>> Start RECORD LIST

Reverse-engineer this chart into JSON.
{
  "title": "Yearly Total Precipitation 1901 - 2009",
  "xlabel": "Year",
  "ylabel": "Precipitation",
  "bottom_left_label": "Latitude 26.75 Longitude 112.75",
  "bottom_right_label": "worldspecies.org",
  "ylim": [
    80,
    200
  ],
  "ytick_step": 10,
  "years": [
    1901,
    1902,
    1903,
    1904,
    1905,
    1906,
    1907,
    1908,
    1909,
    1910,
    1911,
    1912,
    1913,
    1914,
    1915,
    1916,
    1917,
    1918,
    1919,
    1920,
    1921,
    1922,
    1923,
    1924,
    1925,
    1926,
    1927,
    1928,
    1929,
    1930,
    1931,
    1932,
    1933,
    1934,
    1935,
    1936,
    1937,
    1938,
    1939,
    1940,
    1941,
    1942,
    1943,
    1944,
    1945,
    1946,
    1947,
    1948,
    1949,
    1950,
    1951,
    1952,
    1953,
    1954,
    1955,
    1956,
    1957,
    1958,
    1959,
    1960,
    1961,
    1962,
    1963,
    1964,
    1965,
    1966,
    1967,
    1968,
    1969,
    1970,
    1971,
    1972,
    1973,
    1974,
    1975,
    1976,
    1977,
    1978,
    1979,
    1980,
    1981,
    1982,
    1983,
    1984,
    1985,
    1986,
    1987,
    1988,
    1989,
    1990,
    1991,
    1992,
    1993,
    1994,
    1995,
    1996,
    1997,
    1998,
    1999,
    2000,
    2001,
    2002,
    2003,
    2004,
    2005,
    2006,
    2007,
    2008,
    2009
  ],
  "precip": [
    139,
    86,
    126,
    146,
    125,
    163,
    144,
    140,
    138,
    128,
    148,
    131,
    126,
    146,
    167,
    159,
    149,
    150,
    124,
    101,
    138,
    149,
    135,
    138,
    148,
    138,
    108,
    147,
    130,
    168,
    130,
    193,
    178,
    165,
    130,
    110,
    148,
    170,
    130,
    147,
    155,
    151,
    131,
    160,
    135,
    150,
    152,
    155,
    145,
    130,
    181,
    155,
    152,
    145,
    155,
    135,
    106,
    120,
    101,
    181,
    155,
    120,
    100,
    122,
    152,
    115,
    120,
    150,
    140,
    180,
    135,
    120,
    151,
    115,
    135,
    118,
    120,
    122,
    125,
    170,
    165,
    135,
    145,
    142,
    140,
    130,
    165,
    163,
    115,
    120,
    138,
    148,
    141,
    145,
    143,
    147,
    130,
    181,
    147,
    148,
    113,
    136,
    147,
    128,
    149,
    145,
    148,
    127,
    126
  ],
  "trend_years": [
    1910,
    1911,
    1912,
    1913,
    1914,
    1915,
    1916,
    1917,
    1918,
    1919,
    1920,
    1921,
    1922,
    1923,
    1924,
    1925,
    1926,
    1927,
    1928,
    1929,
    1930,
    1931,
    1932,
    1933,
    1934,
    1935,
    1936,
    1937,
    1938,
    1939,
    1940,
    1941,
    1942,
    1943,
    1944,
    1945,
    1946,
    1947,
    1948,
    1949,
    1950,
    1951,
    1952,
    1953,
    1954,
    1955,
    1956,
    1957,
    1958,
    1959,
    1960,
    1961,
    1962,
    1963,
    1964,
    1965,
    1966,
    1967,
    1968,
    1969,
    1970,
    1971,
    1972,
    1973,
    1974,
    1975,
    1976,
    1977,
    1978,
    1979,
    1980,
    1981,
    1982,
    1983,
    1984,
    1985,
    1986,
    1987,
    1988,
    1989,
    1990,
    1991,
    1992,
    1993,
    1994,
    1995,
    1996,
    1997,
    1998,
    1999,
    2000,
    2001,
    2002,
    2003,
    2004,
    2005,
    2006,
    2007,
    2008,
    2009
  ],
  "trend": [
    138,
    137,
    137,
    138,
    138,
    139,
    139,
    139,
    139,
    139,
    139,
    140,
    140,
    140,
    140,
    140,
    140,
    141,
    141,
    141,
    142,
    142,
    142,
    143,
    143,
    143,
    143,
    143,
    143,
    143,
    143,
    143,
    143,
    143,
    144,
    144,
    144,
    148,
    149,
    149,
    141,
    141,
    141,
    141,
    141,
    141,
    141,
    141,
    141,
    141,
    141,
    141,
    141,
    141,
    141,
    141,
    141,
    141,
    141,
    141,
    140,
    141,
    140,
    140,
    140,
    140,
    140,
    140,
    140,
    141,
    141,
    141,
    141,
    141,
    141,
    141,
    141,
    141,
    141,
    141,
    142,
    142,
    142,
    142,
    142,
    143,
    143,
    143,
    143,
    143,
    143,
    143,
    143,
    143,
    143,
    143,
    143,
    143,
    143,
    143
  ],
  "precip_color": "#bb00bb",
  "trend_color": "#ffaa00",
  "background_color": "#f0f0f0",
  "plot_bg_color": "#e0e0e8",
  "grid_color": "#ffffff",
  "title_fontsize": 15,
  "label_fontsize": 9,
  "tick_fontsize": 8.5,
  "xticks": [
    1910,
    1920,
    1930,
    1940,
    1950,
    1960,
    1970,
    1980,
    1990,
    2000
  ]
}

>> End RECORD LIST

The listing above should be transcribed in full, exactly as written.

EXPECTED OUTPUT:
Reverse-engineer this chart into JSON.
{
  "title": "Yearly Total Precipitation 1901 - 2009",
  "xlabel": "Year",
  "ylabel": "Precipitation",
  "bottom_left_label": "Latitude 26.75 Longitude 112.75",
  "bottom_right_label": "worldspecies.org",
  "ylim": [
    80,
    200
  ],
  "ytick_step": 10,
  "years": [
    1901,
    1902,
    1903,
    1904,
    1905,
    1906,
    1907,
    1908,
    1909,
    1910,
    1911,
    1912,
    1913,
    1914,
    1915,
    1916,
    1917,
    1918,
    1919,
    1920,
    1921,
    1922,
    1923,
    1924,
    1925,
    1926,
    1927,
    1928,
    1929,
    1930,
    1931,
    1932,
    1933,
    1934,
    1935,
    1936,
    1937,
    1938,
    1939,
    1940,
    1941,
    1942,
    1943,
    1944,
    1945,
    1946,
    1947,
    1948,
    1949,
    1950,
    1951,
    1952,
    1953,
    1954,
    1955,
    1956,
    1957,
    1958,
    1959,
    1960,
    1961,
    1962,
    1963,
    1964,
    1965,
    1966,
    1967,
    1968,
    1969,
    1970,
    1971,
    1972,
    1973,
    1974,
    1975,
    1976,
    1977,
    1978,
    1979,
    1980,
    1981,
    1982,
    1983,
    1984,
    1985,
    1986,
    1987,
    1988,
    1989,
    1990,
    1991,
    1992,
    1993,
    1994,
    1995,
    1996,
    1997,
    1998,
    1999,
    2000,
    2001,
    2002,
    2003,
    2004,
    2005,
    2006,
    2007,
    2008,
    2009
  ],
  "precip": [
    139,
    86,
    126,
    146,
    125,
    163,
    144,
    140,
    138,
    128,
    148,
    131,
    126,
    146,
    167,
    159,
    149,
    150,
    124,
    101,
    138,
    149,
    135,
    138,
    148,
    138,
    108,
    147,
    130,
    168,
    130,
    193,
    178,
    165,
    130,
    110,
    148,
    170,
    130,
    147,
    155,
    151,
    131,
    160,
    135,
    150,
    152,
    155,
    145,
    130,
    181,
    155,
    152,
    145,
    155,
    135,
    106,
    120,
    101,
    181,
    155,
    120,
    100,
    122,
    152,
    115,
    120,
    150,
    140,
    180,
    135,
    120,
    151,
    115,
    135,
    118,
    120,
    122,
    125,
    170,
    165,
    135,
    145,
    142,
    140,
    130,
    165,
    163,
    115,
    120,
    138,
    148,
    141,
    145,
    143,
    147,
    130,
    181,
    147,
    148,
    113,
    136,
    147,
    128,
    149,
    145,
    148,
    127,
    126
  ],
  "trend_years": [
    1910,
    1911,
    1912,
    1913,
    1914,
    1915,
    1916,
    1917,
    1918,
    1919,
    1920,
    1921,
    1922,
    1923,
    1924,
    1925,
    1926,
    1927,
    1928,
    1929,
    1930,
    1931,
    1932,
    1933,
    1934,
    1935,
    1936,
    1937,
    1938,
    1939,
    1940,
    1941,
    1942,
    1943,
    1944,
    1945,
    1946,
    1947,
    1948,
    1949,
    1950,
    1951,
    1952,
    1953,
    1954,
    1955,
    1956,
    1957,
    1958,
    1959,
    1960,
    1961,
    1962,
    1963,
    1964,
    1965,
    1966,
    1967,
    1968,
    1969,
    1970,
    1971,
    1972,
    1973,
    1974,
    1975,
    1976,
    1977,
    1978,
    1979,
    1980,
    1981,
    1982,
    1983,
    1984,
    1985,
    1986,
    1987,
    1988,
    1989,
    1990,
    1991,
    1992,
    1993,
    1994,
    1995,
    1996,
    1997,
    1998,
    1999,
    2000,
    2001,
    2002,
    2003,
    2004,
    2005,
    2006,
    2007,
    2008,
    2009
  ],
  "trend": [
    138,
    137,
    137,
    138,
    138,
    139,
    139,
    139,
    139,
    139,
    139,
    140,
    140,
    140,
    140,
    140,
    140,
    141,
    141,
    141,
    142,
    142,
    142,
    143,
    143,
    143,
    143,
    143,
    143,
    143,
    143,
    143,
    143,
    143,
    144,
    144,
    144,
    148,
    149,
    149,
    141,
    141,
    141,
    141,
    141,
    141,
    141,
    141,
    141,
    141,
    141,
    141,
    141,
    141,
    141,
    141,
    141,
    141,
    141,
    141,
    140,
    141,
    140,
    140,
    140,
    140,
    140,
    140,
    140,
    141,
    141,
    141,
    141,
    141,
    141,
    141,
    141,
    141,
    141,
    141,
    142,
    142,
    142,
    142,
    142,
    143,
    143,
    143,
    143,
    143,
    143,
    143,
    143,
    143,
    143,
    143,
    143,
    143,
    143,
    143
  ],
  "precip_color": "#bb00bb",
  "trend_color": "#ffaa00",
  "background_color": "#f0f0f0",
  "plot_bg_color": "#e0e0e8",
  "grid_color": "#ffffff",
  "title_fontsize": 15,
  "label_fontsize": 9,
  "tick_fontsize": 8.5,
  "xticks": [
    1910,
    1920,
    1930,
    1940,
    1950,
    1960,
    1970,
    1980,
    1990,
    2000
  ]
}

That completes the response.